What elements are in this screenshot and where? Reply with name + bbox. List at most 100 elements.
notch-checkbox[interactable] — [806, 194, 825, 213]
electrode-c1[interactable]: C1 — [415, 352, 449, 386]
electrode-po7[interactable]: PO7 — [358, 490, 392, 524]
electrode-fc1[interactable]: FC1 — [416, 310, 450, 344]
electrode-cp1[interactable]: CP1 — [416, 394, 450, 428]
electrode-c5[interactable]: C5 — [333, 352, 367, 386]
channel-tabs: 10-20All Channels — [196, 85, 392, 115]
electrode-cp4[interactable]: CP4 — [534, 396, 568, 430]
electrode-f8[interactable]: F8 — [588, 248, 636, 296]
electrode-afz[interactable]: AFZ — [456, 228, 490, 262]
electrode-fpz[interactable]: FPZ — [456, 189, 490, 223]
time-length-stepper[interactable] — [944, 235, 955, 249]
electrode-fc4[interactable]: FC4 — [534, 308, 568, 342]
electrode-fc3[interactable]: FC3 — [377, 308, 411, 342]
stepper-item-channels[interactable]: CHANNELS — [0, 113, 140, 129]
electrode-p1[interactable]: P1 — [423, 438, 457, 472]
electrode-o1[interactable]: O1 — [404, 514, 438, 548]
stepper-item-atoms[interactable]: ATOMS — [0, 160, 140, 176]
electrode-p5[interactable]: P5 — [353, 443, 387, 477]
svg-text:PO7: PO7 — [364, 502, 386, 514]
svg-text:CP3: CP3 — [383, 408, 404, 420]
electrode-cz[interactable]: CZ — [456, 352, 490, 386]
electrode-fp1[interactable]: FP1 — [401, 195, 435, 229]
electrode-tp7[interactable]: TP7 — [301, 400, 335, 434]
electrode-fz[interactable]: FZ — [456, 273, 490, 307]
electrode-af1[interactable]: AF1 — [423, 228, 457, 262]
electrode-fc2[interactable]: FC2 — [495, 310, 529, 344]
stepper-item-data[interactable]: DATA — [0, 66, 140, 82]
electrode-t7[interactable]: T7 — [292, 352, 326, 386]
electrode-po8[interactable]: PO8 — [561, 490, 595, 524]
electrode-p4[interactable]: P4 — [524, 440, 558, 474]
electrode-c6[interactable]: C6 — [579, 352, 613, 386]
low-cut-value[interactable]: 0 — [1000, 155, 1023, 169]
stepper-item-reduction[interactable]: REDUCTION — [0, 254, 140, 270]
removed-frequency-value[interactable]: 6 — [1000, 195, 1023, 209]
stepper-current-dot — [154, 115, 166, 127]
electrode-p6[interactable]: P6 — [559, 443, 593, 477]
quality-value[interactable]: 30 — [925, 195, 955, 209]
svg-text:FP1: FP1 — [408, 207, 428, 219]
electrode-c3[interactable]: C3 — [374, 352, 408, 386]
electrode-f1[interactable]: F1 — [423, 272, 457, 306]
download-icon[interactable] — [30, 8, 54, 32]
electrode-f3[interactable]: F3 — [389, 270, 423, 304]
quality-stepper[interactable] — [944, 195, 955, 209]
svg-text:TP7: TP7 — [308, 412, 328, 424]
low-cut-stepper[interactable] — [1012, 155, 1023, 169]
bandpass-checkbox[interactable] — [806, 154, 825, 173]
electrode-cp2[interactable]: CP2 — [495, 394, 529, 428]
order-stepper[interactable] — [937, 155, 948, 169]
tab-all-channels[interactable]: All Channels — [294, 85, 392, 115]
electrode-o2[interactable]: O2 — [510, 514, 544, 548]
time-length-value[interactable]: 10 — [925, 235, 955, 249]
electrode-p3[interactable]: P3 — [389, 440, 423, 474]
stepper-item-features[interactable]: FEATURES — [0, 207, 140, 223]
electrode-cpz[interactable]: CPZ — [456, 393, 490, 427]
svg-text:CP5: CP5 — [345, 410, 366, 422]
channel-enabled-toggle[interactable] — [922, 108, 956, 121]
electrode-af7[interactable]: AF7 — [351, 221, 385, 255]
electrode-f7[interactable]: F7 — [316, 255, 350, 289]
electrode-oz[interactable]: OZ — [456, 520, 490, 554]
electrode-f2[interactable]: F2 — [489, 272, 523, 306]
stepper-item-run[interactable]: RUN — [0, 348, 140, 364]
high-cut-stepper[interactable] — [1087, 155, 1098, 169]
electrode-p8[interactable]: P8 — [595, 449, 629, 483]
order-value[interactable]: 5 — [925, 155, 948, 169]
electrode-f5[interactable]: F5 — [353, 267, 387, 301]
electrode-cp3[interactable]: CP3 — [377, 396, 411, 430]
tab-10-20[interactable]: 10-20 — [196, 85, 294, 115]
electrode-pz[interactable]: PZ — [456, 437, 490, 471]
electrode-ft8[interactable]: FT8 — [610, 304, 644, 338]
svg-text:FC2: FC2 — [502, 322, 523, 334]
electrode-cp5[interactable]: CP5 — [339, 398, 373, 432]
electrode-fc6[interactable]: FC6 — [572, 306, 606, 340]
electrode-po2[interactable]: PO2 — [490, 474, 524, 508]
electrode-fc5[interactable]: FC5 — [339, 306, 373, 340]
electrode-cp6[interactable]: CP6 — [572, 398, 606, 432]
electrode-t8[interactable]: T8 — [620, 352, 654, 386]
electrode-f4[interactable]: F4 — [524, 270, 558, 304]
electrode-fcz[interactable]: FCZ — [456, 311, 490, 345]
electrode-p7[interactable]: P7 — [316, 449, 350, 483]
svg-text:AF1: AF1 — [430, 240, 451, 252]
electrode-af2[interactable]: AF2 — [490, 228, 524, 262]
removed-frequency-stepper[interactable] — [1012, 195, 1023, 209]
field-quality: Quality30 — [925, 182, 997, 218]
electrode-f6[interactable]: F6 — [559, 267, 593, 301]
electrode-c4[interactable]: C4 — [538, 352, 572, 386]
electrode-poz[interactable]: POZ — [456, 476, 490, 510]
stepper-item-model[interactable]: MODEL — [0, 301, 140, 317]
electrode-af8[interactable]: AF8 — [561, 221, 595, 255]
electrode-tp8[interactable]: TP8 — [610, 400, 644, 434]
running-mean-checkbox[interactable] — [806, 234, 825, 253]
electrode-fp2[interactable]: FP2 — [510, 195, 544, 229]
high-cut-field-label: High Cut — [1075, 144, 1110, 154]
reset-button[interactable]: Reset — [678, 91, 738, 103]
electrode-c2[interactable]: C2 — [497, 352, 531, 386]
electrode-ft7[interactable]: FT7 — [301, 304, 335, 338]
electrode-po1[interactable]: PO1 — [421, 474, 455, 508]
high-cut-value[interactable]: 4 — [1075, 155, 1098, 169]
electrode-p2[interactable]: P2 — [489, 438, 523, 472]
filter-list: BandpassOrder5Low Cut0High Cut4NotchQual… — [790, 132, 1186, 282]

Prompt: Turn the listing into a numbered list, starting with its first line and ending with the line that contains "stepper-item-data[interactable]: DATA —". Leave out any blank lines.

Result of this exercise:
1. What elements are in this screenshot and where? Reply with name + bbox. List at most 100 elements.
2. notch-checkbox[interactable] — [806, 194, 825, 213]
3. electrode-c1[interactable]: C1 — [415, 352, 449, 386]
4. electrode-po7[interactable]: PO7 — [358, 490, 392, 524]
5. electrode-fc1[interactable]: FC1 — [416, 310, 450, 344]
6. electrode-cp1[interactable]: CP1 — [416, 394, 450, 428]
7. electrode-c5[interactable]: C5 — [333, 352, 367, 386]
8. channel-tabs: 10-20All Channels — [196, 85, 392, 115]
9. electrode-cp4[interactable]: CP4 — [534, 396, 568, 430]
10. electrode-f8[interactable]: F8 — [588, 248, 636, 296]
11. electrode-afz[interactable]: AFZ — [456, 228, 490, 262]
12. electrode-fpz[interactable]: FPZ — [456, 189, 490, 223]
13. time-length-stepper[interactable] — [944, 235, 955, 249]
14. electrode-fc4[interactable]: FC4 — [534, 308, 568, 342]
15. electrode-fc3[interactable]: FC3 — [377, 308, 411, 342]
16. stepper-item-channels[interactable]: CHANNELS — [0, 113, 140, 129]
17. electrode-p1[interactable]: P1 — [423, 438, 457, 472]
18. electrode-o1[interactable]: O1 — [404, 514, 438, 548]
19. stepper-item-atoms[interactable]: ATOMS — [0, 160, 140, 176]
20. electrode-p5[interactable]: P5 — [353, 443, 387, 477]
21. svg-text:PO7: PO7 — [364, 502, 386, 514]
22. svg-text:CP3: CP3 — [383, 408, 404, 420]
23. electrode-cz[interactable]: CZ — [456, 352, 490, 386]
24. electrode-fp1[interactable]: FP1 — [401, 195, 435, 229]
25. electrode-tp7[interactable]: TP7 — [301, 400, 335, 434]
26. electrode-fz[interactable]: FZ — [456, 273, 490, 307]
27. electrode-af1[interactable]: AF1 — [423, 228, 457, 262]
28. electrode-fc2[interactable]: FC2 — [495, 310, 529, 344]
29. stepper-item-data[interactable]: DATA — [0, 66, 140, 82]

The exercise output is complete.